Task goal
Pick out each line containing the string "社会福利用地".

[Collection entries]
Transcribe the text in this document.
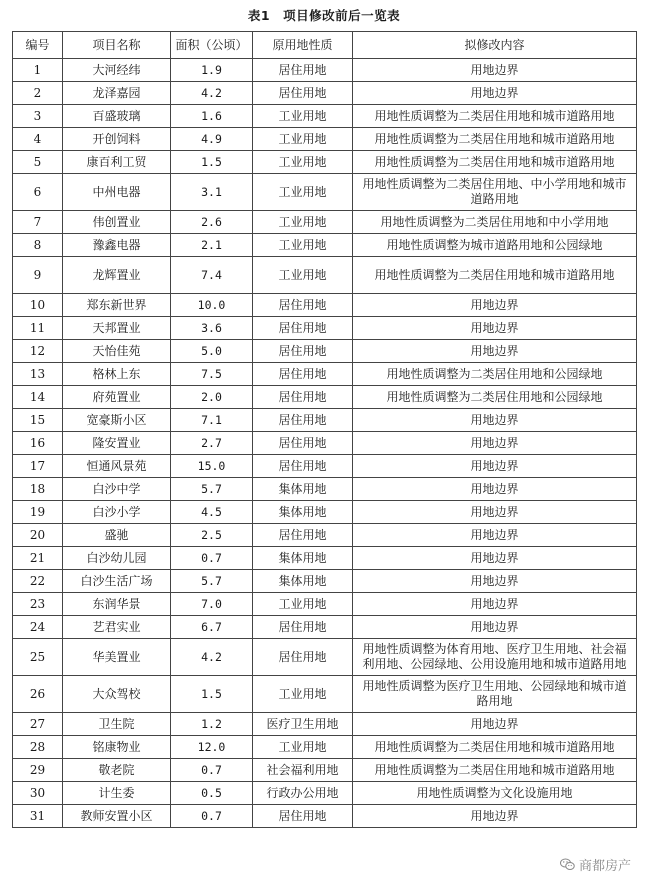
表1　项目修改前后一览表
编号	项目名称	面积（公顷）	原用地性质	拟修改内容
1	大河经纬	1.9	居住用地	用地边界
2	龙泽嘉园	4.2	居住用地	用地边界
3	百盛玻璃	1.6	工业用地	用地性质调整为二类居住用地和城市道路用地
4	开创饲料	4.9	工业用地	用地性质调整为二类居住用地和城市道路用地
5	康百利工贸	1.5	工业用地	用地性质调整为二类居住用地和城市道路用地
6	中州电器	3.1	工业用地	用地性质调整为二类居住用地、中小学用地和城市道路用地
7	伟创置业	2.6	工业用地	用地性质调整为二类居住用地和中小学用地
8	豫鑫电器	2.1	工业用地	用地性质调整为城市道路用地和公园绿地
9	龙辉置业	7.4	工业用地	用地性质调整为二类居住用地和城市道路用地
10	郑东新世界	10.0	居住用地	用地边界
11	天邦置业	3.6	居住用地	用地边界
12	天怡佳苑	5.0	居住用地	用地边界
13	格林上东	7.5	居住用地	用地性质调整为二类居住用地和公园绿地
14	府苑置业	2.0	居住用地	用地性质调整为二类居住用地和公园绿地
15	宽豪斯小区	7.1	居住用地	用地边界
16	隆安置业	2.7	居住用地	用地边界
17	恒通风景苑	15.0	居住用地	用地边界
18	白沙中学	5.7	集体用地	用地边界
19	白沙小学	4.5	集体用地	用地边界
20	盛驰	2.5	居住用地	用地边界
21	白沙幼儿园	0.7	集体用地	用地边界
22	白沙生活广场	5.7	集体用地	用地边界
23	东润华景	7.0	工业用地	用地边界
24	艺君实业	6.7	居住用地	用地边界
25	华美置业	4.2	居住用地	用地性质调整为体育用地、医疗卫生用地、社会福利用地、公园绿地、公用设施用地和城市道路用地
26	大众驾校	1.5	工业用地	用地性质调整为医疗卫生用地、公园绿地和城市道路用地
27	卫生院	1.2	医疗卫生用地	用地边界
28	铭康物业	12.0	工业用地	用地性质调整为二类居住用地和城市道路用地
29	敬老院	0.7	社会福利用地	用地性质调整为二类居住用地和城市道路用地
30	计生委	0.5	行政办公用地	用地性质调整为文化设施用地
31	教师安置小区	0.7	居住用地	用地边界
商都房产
--
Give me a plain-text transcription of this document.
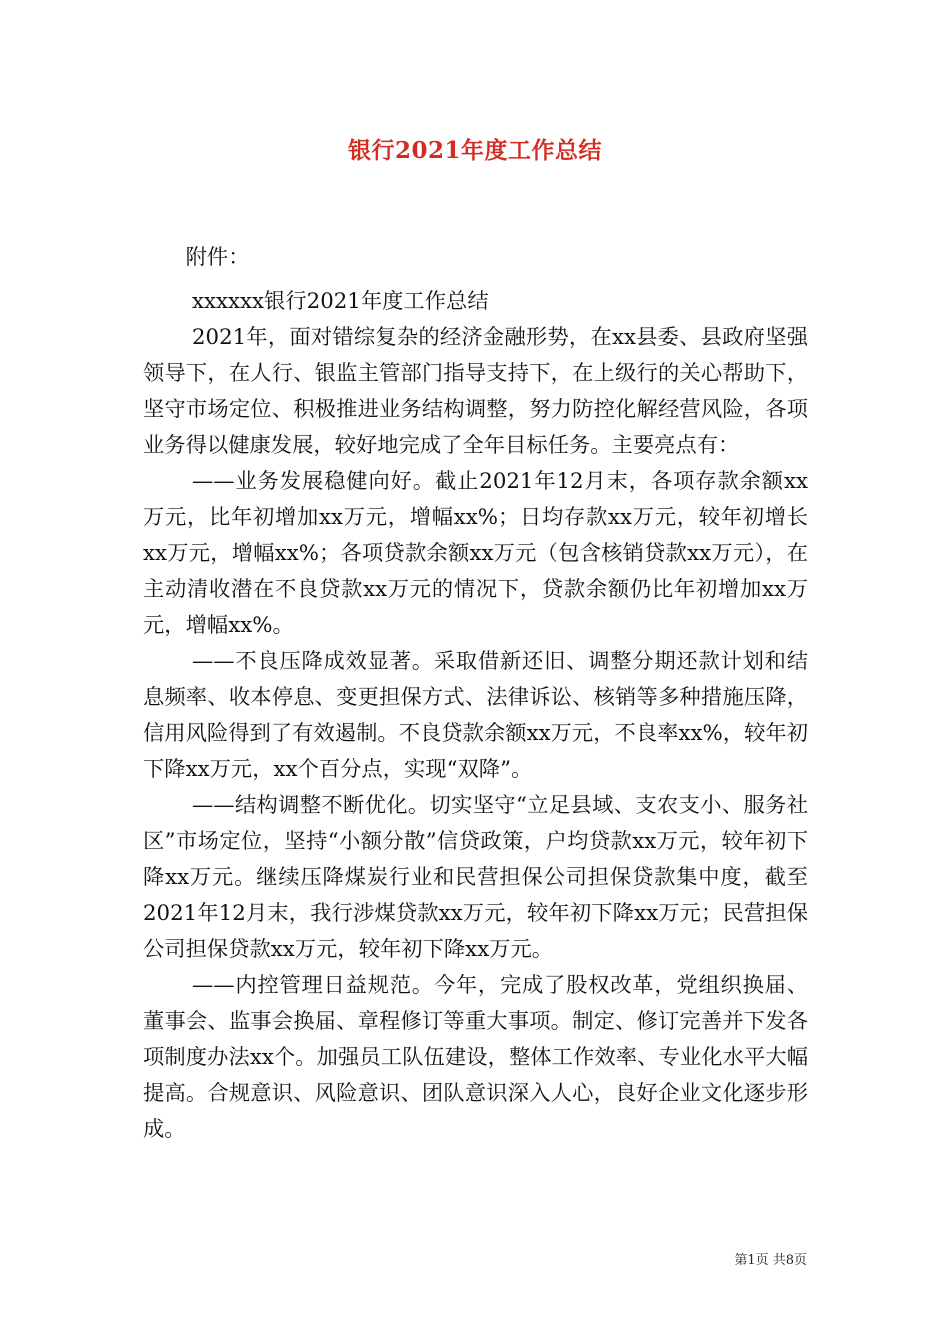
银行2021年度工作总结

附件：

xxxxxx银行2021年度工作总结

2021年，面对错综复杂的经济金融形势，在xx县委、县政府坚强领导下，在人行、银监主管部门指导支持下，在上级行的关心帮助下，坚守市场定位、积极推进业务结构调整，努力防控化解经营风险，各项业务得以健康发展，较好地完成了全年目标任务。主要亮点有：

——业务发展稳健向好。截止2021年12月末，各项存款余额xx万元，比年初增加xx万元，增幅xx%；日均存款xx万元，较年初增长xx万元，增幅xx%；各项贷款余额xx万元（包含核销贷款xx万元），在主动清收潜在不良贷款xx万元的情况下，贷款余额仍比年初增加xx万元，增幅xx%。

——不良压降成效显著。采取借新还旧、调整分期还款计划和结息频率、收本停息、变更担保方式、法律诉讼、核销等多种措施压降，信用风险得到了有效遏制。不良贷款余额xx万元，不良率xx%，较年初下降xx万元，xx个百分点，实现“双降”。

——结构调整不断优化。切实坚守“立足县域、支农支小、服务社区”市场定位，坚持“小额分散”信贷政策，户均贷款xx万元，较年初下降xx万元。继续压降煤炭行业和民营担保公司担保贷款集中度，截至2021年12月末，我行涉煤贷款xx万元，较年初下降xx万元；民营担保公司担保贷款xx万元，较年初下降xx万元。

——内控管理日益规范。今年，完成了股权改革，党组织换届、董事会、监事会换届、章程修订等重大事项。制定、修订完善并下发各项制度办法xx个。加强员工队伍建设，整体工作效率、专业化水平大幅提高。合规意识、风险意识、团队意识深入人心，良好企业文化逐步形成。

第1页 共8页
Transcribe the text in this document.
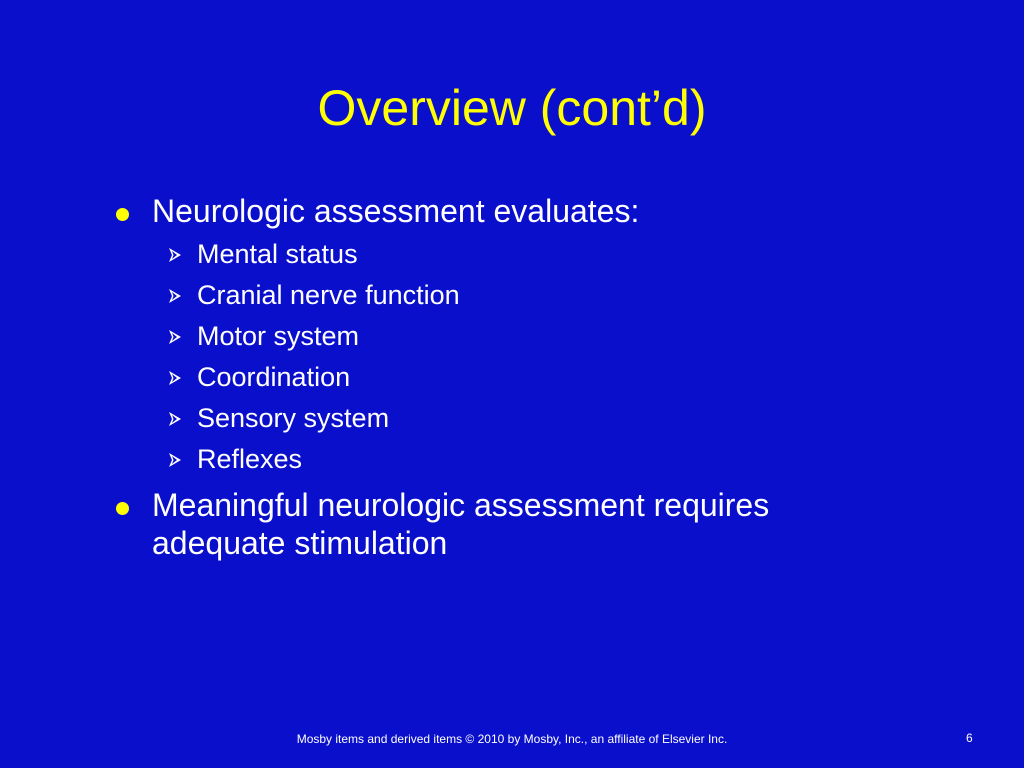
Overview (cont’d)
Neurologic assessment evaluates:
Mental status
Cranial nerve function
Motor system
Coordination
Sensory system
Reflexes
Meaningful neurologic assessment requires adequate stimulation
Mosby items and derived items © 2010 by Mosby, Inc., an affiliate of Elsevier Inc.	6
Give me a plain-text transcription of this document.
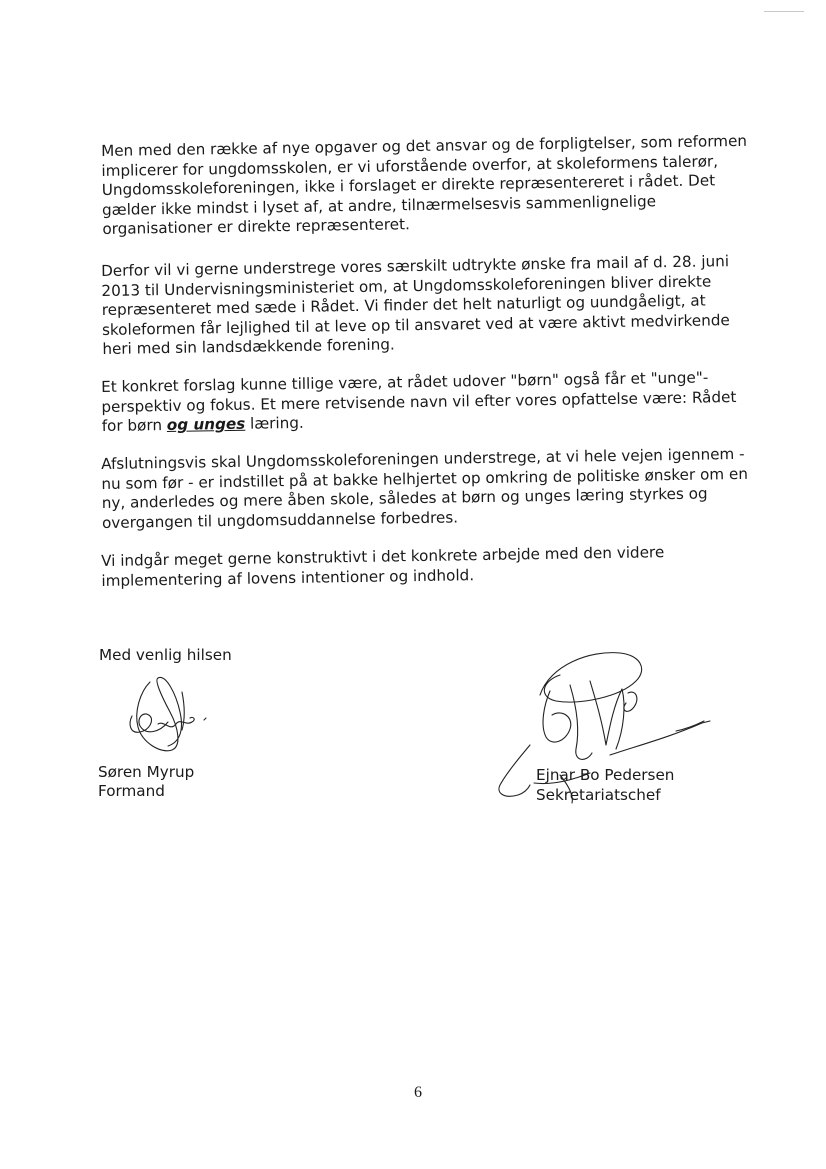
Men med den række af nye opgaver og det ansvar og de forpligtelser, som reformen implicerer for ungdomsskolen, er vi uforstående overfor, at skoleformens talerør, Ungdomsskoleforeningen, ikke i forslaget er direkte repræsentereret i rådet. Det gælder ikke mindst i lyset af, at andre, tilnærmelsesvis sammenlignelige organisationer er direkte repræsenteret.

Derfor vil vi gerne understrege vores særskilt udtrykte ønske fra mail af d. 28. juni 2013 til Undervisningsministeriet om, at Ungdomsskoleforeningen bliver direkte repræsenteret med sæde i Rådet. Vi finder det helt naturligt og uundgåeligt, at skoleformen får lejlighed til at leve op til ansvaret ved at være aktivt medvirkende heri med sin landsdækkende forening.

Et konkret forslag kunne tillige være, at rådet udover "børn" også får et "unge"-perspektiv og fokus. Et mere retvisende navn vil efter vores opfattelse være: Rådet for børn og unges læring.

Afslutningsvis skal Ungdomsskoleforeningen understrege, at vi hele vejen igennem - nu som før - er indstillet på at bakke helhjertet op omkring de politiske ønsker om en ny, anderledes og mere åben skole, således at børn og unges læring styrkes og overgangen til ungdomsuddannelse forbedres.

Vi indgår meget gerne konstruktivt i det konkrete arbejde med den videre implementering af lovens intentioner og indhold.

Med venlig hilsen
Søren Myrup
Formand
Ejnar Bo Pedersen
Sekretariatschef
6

Solution for this exercise
25	华美置业	4.2	居住用地	用地性质调整为体育用地、医疗卫生用地、社会福利用地、公园绿地、公用设施用地和城市道路用地
29	敬老院	0.7	社会福利用地	用地性质调整为二类居住用地和城市道路用地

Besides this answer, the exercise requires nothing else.